#### [What to work on]
Word for word, copy all the data and drop the pictures.

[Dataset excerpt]
________________________

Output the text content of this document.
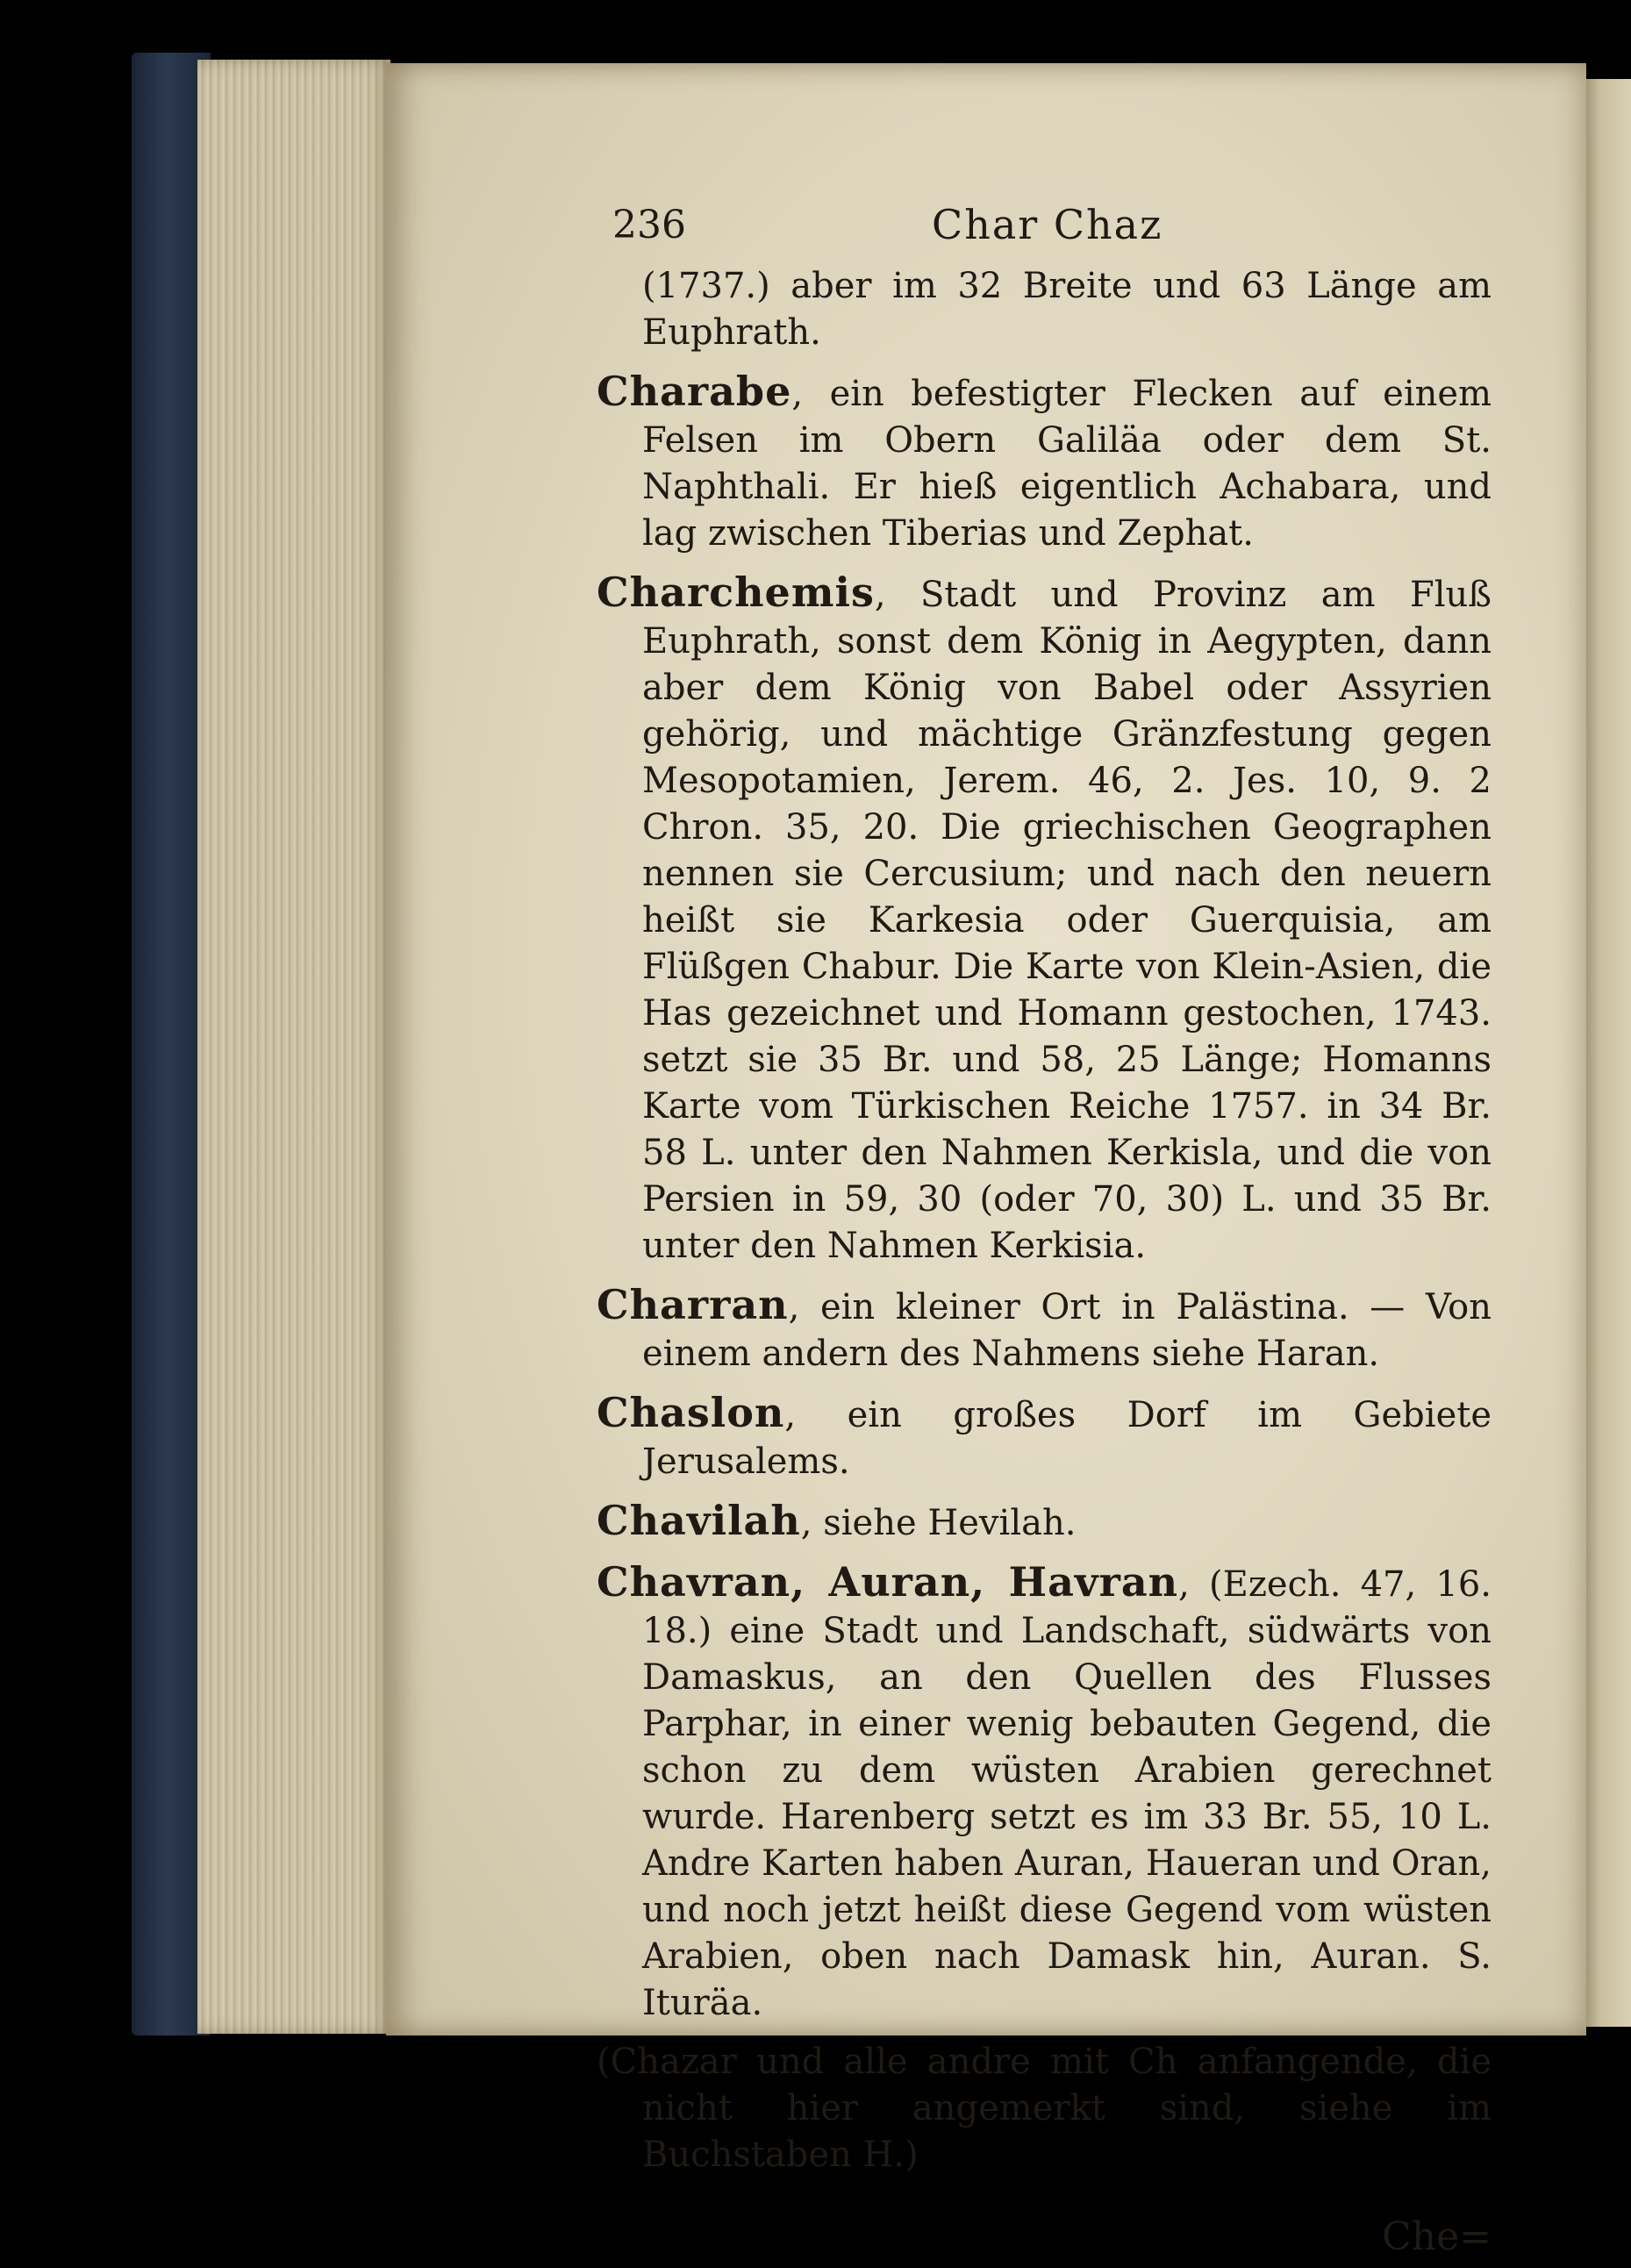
236	Char Chaz

(1737.) aber im 32 Breite und 63 Länge am Euphrath.

Charabe, ein befestigter Flecken auf einem Felsen im Obern Galiläa oder dem St. Naphthali. Er hieß eigentlich Achabara, und lag zwischen Tiberias und Zephat.

Charchemis, Stadt und Provinz am Fluß Euphrath, sonst dem König in Aegypten, dann aber dem König von Babel oder Assyrien gehörig, und mächtige Gränzfestung gegen Mesopotamien, Jerem. 46, 2. Jes. 10, 9. 2 Chron. 35, 20. Die griechischen Geographen nennen sie Cercusium; und nach den neuern heißt sie Karkesia oder Guerquisia, am Flüßgen Chabur. Die Karte von Klein-Asien, die Has gezeichnet und Homann gestochen, 1743. setzt sie 35 Br. und 58, 25 Länge; Homanns Karte vom Türkischen Reiche 1757. in 34 Br. 58 L. unter den Nahmen Kerkisla, und die von Persien in 59, 30 (oder 70, 30) L. und 35 Br. unter den Nahmen Kerkisia.

Charran, ein kleiner Ort in Palästina. — Von einem andern des Nahmens siehe Haran.

Chaslon, ein großes Dorf im Gebiete Jerusalems.

Chavilah, siehe Hevilah.

Chavran, Auran, Havran, (Ezech. 47, 16. 18.) eine Stadt und Landschaft, südwärts von Damaskus, an den Quellen des Flusses Parphar, in einer wenig bebauten Gegend, die schon zu dem wüsten Arabien gerechnet wurde. Harenberg setzt es im 33 Br. 55, 10 L. Andre Karten haben Auran, Haueran und Oran, und noch jetzt heißt diese Gegend vom wüsten Arabien, oben nach Damask hin, Auran. S. Ituräa.

(Chazar und alle andre mit Ch anfangende, die nicht hier angemerkt sind, siehe im Buchstaben H.)

Che=
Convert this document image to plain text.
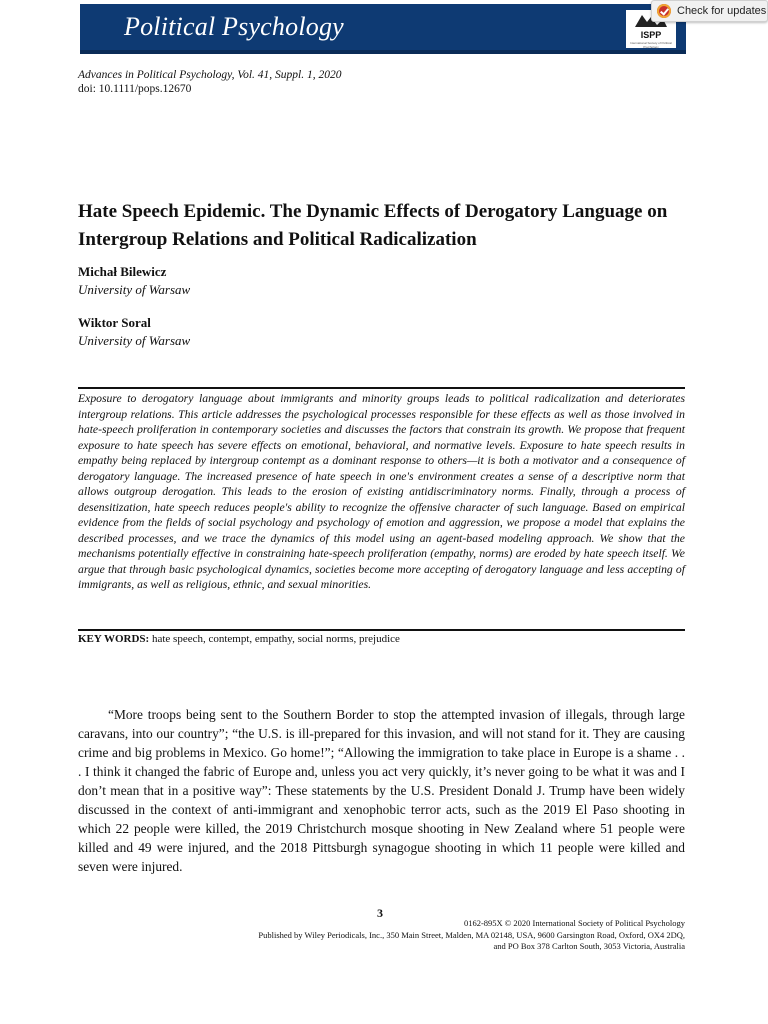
Political Psychology	ISPP
International Society of Political Psychology
Check for updates
Advances in Political Psychology, Vol. 41, Suppl. 1, 2020
doi: 10.1111/pops.12670
Hate Speech Epidemic. The Dynamic Effects of Derogatory Language on Intergroup Relations and Political Radicalization
Michał Bilewicz
University of Warsaw
Wiktor Soral
University of Warsaw

Exposure to derogatory language about immigrants and minority groups leads to political radicalization and deteriorates intergroup relations. This article addresses the psychological processes responsible for these effects as well as those involved in hate-speech proliferation in contemporary societies and discusses the factors that constrain its growth. We propose that frequent exposure to hate speech has severe effects on emotional, behavioral, and normative levels. Exposure to hate speech results in empathy being replaced by intergroup contempt as a dominant response to others—it is both a motivator and a consequence of derogatory language. The increased presence of hate speech in one's environment creates a sense of a descriptive norm that allows outgroup derogation. This leads to the erosion of existing antidiscriminatory norms. Finally, through a process of desensitization, hate speech reduces people's ability to recognize the offensive character of such language. Based on empirical evidence from the fields of social psychology and psychology of emotion and aggression, we propose a model that explains the described processes, and we trace the dynamics of this model using an agent-based modeling approach. We show that the mechanisms potentially effective in constraining hate-speech proliferation (empathy, norms) are eroded by hate speech itself. We argue that through basic psychological dynamics, societies become more accepting of derogatory language and less accepting of immigrants, as well as religious, ethnic, and sexual minorities.

KEY WORDS: hate speech, contempt, empathy, social norms, prejudice

“More troops being sent to the Southern Border to stop the attempted invasion of illegals, through large caravans, into our country”; “the U.S. is ill-prepared for this invasion, and will not stand for it. They are causing crime and big problems in Mexico. Go home!”; “Allowing the immigration to take place in Europe is a shame . . . I think it changed the fabric of Europe and, unless you act very quickly, it’s never going to be what it was and I don’t mean that in a positive way”: These statements by the U.S. President Donald J. Trump have been widely discussed in the context of anti-immigrant and xenophobic terror acts, such as the 2019 El Paso shooting in which 22 people were killed, the 2019 Christchurch mosque shooting in New Zealand where 51 people were killed and 49 were injured, and the 2018 Pittsburgh synagogue shooting in which 11 people were killed and seven were injured.

3
0162-895X © 2020 International Society of Political Psychology
Published by Wiley Periodicals, Inc., 350 Main Street, Malden, MA 02148, USA, 9600 Garsington Road, Oxford, OX4 2DQ,
and PO Box 378 Carlton South, 3053 Victoria, Australia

________________________

#### [Exercise output]
Output the text content of this document.
236	Char Chaz

(1737.) aber im 32 Breite und 63 Länge am Euphrath.

Charabe, ein befestigter Flecken auf einem Felsen im Obern Galiläa oder dem St. Naphthali. Er hieß eigentlich Achabara, und lag zwischen Tiberias und Zephat.

Charchemis, Stadt und Provinz am Fluß Euphrath, sonst dem König in Aegypten, dann aber dem König von Babel oder Assyrien gehörig, und mächtige Gränzfestung gegen Mesopotamien, Jerem. 46, 2. Jes. 10, 9. 2 Chron. 35, 20. Die griechischen Geographen nennen sie Cercusium; und nach den neuern heißt sie Karkesia oder Guerquisia, am Flüßgen Chabur. Die Karte von Klein-Asien, die Has gezeichnet und Homann gestochen, 1743. setzt sie 35 Br. und 58, 25 Länge; Homanns Karte vom Türkischen Reiche 1757. in 34 Br. 58 L. unter den Nahmen Kerkisla, und die von Persien in 59, 30 (oder 70, 30) L. und 35 Br. unter den Nahmen Kerkisia.

Charran, ein kleiner Ort in Palästina. — Von einem andern des Nahmens siehe Haran.

Chaslon, ein großes Dorf im Gebiete Jerusalems.

Chavilah, siehe Hevilah.

Chavran, Auran, Havran, (Ezech. 47, 16. 18.) eine Stadt und Landschaft, südwärts von Damaskus, an den Quellen des Flusses Parphar, in einer wenig bebauten Gegend, die schon zu dem wüsten Arabien gerechnet wurde. Harenberg setzt es im 33 Br. 55, 10 L. Andre Karten haben Auran, Haueran und Oran, und noch jetzt heißt diese Gegend vom wüsten Arabien, oben nach Damask hin, Auran. S. Ituräa.

(Chazar und alle andre mit Ch anfangende, die nicht hier angemerkt sind, siehe im Buchstaben H.)

Che=
Convert this document image to plain text.
Political Psychology	ISPP
International Society of Political Psychology
Check for updates
Advances in Political Psychology, Vol. 41, Suppl. 1, 2020
doi: 10.1111/pops.12670
Hate Speech Epidemic. The Dynamic Effects of Derogatory Language on Intergroup Relations and Political Radicalization
Michał Bilewicz
University of Warsaw
Wiktor Soral
University of Warsaw

Exposure to derogatory language about immigrants and minority groups leads to political radicalization and deteriorates intergroup relations. This article addresses the psychological processes responsible for these effects as well as those involved in hate-speech proliferation in contemporary societies and discusses the factors that constrain its growth. We propose that frequent exposure to hate speech has severe effects on emotional, behavioral, and normative levels. Exposure to hate speech results in empathy being replaced by intergroup contempt as a dominant response to others—it is both a motivator and a consequence of derogatory language. The increased presence of hate speech in one's environment creates a sense of a descriptive norm that allows outgroup derogation. This leads to the erosion of existing antidiscriminatory norms. Finally, through a process of desensitization, hate speech reduces people's ability to recognize the offensive character of such language. Based on empirical evidence from the fields of social psychology and psychology of emotion and aggression, we propose a model that explains the described processes, and we trace the dynamics of this model using an agent-based modeling approach. We show that the mechanisms potentially effective in constraining hate-speech proliferation (empathy, norms) are eroded by hate speech itself. We argue that through basic psychological dynamics, societies become more accepting of derogatory language and less accepting of immigrants, as well as religious, ethnic, and sexual minorities.

KEY WORDS: hate speech, contempt, empathy, social norms, prejudice

“More troops being sent to the Southern Border to stop the attempted invasion of illegals, through large caravans, into our country”; “the U.S. is ill-prepared for this invasion, and will not stand for it. They are causing crime and big problems in Mexico. Go home!”; “Allowing the immigration to take place in Europe is a shame . . . I think it changed the fabric of Europe and, unless you act very quickly, it’s never going to be what it was and I don’t mean that in a positive way”: These statements by the U.S. President Donald J. Trump have been widely discussed in the context of anti-immigrant and xenophobic terror acts, such as the 2019 El Paso shooting in which 22 people were killed, the 2019 Christchurch mosque shooting in New Zealand where 51 people were killed and 49 were injured, and the 2018 Pittsburgh synagogue shooting in which 11 people were killed and seven were injured.

3
0162-895X © 2020 International Society of Political Psychology
Published by Wiley Periodicals, Inc., 350 Main Street, Malden, MA 02148, USA, 9600 Garsington Road, Oxford, OX4 2DQ,
and PO Box 378 Carlton South, 3053 Victoria, Australia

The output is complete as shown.